> [Given request]
Reproduce all of the data word for word.

> [Data excerpts]
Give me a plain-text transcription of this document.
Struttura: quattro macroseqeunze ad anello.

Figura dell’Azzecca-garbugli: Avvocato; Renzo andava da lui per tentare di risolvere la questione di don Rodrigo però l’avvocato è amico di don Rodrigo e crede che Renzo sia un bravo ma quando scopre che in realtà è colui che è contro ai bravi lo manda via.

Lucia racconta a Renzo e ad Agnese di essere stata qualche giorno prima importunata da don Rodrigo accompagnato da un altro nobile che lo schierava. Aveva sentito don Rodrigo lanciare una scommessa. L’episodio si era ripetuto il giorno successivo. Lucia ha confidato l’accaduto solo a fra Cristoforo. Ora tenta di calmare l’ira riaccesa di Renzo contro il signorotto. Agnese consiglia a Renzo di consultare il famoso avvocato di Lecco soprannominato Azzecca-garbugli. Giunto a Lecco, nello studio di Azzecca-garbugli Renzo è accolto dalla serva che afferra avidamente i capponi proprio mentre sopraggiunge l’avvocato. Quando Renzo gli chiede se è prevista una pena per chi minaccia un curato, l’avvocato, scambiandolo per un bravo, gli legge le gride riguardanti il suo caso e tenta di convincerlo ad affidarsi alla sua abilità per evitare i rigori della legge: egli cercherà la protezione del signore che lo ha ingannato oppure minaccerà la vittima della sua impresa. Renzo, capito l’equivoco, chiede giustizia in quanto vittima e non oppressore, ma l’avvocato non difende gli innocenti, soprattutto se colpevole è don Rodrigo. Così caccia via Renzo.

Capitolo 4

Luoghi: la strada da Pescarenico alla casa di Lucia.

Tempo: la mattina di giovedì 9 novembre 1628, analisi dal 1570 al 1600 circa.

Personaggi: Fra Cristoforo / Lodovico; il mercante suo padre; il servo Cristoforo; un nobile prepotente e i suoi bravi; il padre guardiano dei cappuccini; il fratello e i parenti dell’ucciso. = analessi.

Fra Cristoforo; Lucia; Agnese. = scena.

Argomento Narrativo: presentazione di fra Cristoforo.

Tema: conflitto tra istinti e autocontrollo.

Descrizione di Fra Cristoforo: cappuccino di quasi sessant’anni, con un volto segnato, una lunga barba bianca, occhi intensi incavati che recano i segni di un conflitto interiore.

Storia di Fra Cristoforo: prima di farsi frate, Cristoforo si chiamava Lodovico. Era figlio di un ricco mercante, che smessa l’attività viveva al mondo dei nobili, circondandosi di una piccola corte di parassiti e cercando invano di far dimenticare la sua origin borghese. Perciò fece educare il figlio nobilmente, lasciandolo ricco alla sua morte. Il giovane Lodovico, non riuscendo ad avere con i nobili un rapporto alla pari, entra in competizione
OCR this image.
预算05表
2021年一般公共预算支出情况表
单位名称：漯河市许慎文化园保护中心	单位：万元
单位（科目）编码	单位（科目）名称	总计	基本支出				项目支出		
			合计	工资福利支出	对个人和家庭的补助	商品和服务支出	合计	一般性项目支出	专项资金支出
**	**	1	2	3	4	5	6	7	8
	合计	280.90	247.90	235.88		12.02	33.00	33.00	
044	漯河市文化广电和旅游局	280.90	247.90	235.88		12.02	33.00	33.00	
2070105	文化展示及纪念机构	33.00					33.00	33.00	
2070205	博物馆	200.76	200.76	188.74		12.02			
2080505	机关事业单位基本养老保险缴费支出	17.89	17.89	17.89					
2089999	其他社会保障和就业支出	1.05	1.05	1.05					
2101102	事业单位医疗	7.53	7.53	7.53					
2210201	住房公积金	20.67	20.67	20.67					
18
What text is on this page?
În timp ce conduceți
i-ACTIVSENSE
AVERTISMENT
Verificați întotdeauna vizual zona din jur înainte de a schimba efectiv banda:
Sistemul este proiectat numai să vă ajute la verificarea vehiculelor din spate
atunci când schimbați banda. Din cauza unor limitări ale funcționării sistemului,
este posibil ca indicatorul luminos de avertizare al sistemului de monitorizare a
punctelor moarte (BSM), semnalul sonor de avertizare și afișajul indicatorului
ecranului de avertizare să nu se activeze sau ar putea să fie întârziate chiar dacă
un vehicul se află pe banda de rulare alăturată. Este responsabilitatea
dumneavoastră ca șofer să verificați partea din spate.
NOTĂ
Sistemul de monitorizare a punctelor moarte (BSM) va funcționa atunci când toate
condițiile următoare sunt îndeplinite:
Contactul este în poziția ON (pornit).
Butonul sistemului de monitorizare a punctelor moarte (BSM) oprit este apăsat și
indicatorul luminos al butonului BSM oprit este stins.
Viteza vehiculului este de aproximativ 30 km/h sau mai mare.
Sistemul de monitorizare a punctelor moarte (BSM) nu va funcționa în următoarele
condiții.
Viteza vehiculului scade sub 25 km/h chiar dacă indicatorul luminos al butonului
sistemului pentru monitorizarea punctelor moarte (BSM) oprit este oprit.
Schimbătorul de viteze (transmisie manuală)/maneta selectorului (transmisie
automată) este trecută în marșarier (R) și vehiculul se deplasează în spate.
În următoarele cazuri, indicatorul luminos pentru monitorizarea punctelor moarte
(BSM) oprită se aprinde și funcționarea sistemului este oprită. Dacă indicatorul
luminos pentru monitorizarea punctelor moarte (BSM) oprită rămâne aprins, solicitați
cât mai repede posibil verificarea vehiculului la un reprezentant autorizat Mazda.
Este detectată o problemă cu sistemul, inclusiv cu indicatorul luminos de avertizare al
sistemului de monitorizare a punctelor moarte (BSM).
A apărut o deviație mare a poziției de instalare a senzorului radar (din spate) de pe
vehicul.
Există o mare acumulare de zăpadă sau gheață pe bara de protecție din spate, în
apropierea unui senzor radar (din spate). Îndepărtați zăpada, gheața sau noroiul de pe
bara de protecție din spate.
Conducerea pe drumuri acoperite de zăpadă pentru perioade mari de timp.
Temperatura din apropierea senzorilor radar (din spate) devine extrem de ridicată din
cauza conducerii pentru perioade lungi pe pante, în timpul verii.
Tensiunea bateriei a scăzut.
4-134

> [Exercise response]
Give me a plain-text transcription of this document.
Struttura: quattro macroseqeunze ad anello.

Figura dell’Azzecca-garbugli: Avvocato; Renzo andava da lui per tentare di risolvere la questione di don Rodrigo però l’avvocato è amico di don Rodrigo e crede che Renzo sia un bravo ma quando scopre che in realtà è colui che è contro ai bravi lo manda via.

Lucia racconta a Renzo e ad Agnese di essere stata qualche giorno prima importunata da don Rodrigo accompagnato da un altro nobile che lo schierava. Aveva sentito don Rodrigo lanciare una scommessa. L’episodio si era ripetuto il giorno successivo. Lucia ha confidato l’accaduto solo a fra Cristoforo. Ora tenta di calmare l’ira riaccesa di Renzo contro il signorotto. Agnese consiglia a Renzo di consultare il famoso avvocato di Lecco soprannominato Azzecca-garbugli. Giunto a Lecco, nello studio di Azzecca-garbugli Renzo è accolto dalla serva che afferra avidamente i capponi proprio mentre sopraggiunge l’avvocato. Quando Renzo gli chiede se è prevista una pena per chi minaccia un curato, l’avvocato, scambiandolo per un bravo, gli legge le gride riguardanti il suo caso e tenta di convincerlo ad affidarsi alla sua abilità per evitare i rigori della legge: egli cercherà la protezione del signore che lo ha ingannato oppure minaccerà la vittima della sua impresa. Renzo, capito l’equivoco, chiede giustizia in quanto vittima e non oppressore, ma l’avvocato non difende gli innocenti, soprattutto se colpevole è don Rodrigo. Così caccia via Renzo.

Capitolo 4

Luoghi: la strada da Pescarenico alla casa di Lucia.

Tempo: la mattina di giovedì 9 novembre 1628, analisi dal 1570 al 1600 circa.

Personaggi: Fra Cristoforo / Lodovico; il mercante suo padre; il servo Cristoforo; un nobile prepotente e i suoi bravi; il padre guardiano dei cappuccini; il fratello e i parenti dell’ucciso. = analessi.

Fra Cristoforo; Lucia; Agnese. = scena.

Argomento Narrativo: presentazione di fra Cristoforo.

Tema: conflitto tra istinti e autocontrollo.

Descrizione di Fra Cristoforo: cappuccino di quasi sessant’anni, con un volto segnato, una lunga barba bianca, occhi intensi incavati che recano i segni di un conflitto interiore.

Storia di Fra Cristoforo: prima di farsi frate, Cristoforo si chiamava Lodovico. Era figlio di un ricco mercante, che smessa l’attività viveva al mondo dei nobili, circondandosi di una piccola corte di parassiti e cercando invano di far dimenticare la sua origin borghese. Perciò fece educare il figlio nobilmente, lasciandolo ricco alla sua morte. Il giovane Lodovico, non riuscendo ad avere con i nobili un rapporto alla pari, entra in competizione
OCR this image.
预算05表
2021年一般公共预算支出情况表
单位名称：漯河市许慎文化园保护中心	单位：万元
单位（科目）编码	单位（科目）名称	总计	基本支出				项目支出		
			合计	工资福利支出	对个人和家庭的补助	商品和服务支出	合计	一般性项目支出	专项资金支出
**	**	1	2	3	4	5	6	7	8
	合计	280.90	247.90	235.88		12.02	33.00	33.00	
044	漯河市文化广电和旅游局	280.90	247.90	235.88		12.02	33.00	33.00	
2070105	文化展示及纪念机构	33.00					33.00	33.00	
2070205	博物馆	200.76	200.76	188.74		12.02			
2080505	机关事业单位基本养老保险缴费支出	17.89	17.89	17.89					
2089999	其他社会保障和就业支出	1.05	1.05	1.05					
2101102	事业单位医疗	7.53	7.53	7.53					
2210201	住房公积金	20.67	20.67	20.67					
18
What text is on this page?
În timp ce conduceți
i-ACTIVSENSE
AVERTISMENT
Verificați întotdeauna vizual zona din jur înainte de a schimba efectiv banda:
Sistemul este proiectat numai să vă ajute la verificarea vehiculelor din spate
atunci când schimbați banda. Din cauza unor limitări ale funcționării sistemului,
este posibil ca indicatorul luminos de avertizare al sistemului de monitorizare a
punctelor moarte (BSM), semnalul sonor de avertizare și afișajul indicatorului
ecranului de avertizare să nu se activeze sau ar putea să fie întârziate chiar dacă
un vehicul se află pe banda de rulare alăturată. Este responsabilitatea
dumneavoastră ca șofer să verificați partea din spate.
NOTĂ
Sistemul de monitorizare a punctelor moarte (BSM) va funcționa atunci când toate
condițiile următoare sunt îndeplinite:
Contactul este în poziția ON (pornit).
Butonul sistemului de monitorizare a punctelor moarte (BSM) oprit este apăsat și
indicatorul luminos al butonului BSM oprit este stins.
Viteza vehiculului este de aproximativ 30 km/h sau mai mare.
Sistemul de monitorizare a punctelor moarte (BSM) nu va funcționa în următoarele
condiții.
Viteza vehiculului scade sub 25 km/h chiar dacă indicatorul luminos al butonului
sistemului pentru monitorizarea punctelor moarte (BSM) oprit este oprit.
Schimbătorul de viteze (transmisie manuală)/maneta selectorului (transmisie
automată) este trecută în marșarier (R) și vehiculul se deplasează în spate.
În următoarele cazuri, indicatorul luminos pentru monitorizarea punctelor moarte
(BSM) oprită se aprinde și funcționarea sistemului este oprită. Dacă indicatorul
luminos pentru monitorizarea punctelor moarte (BSM) oprită rămâne aprins, solicitați
cât mai repede posibil verificarea vehiculului la un reprezentant autorizat Mazda.
Este detectată o problemă cu sistemul, inclusiv cu indicatorul luminos de avertizare al
sistemului de monitorizare a punctelor moarte (BSM).
A apărut o deviație mare a poziției de instalare a senzorului radar (din spate) de pe
vehicul.
Există o mare acumulare de zăpadă sau gheață pe bara de protecție din spate, în
apropierea unui senzor radar (din spate). Îndepărtați zăpada, gheața sau noroiul de pe
bara de protecție din spate.
Conducerea pe drumuri acoperite de zăpadă pentru perioade mari de timp.
Temperatura din apropierea senzorilor radar (din spate) devine extrem de ridicată din
cauza conducerii pentru perioade lungi pe pante, în timpul verii.
Tensiunea bateriei a scăzut.
4-134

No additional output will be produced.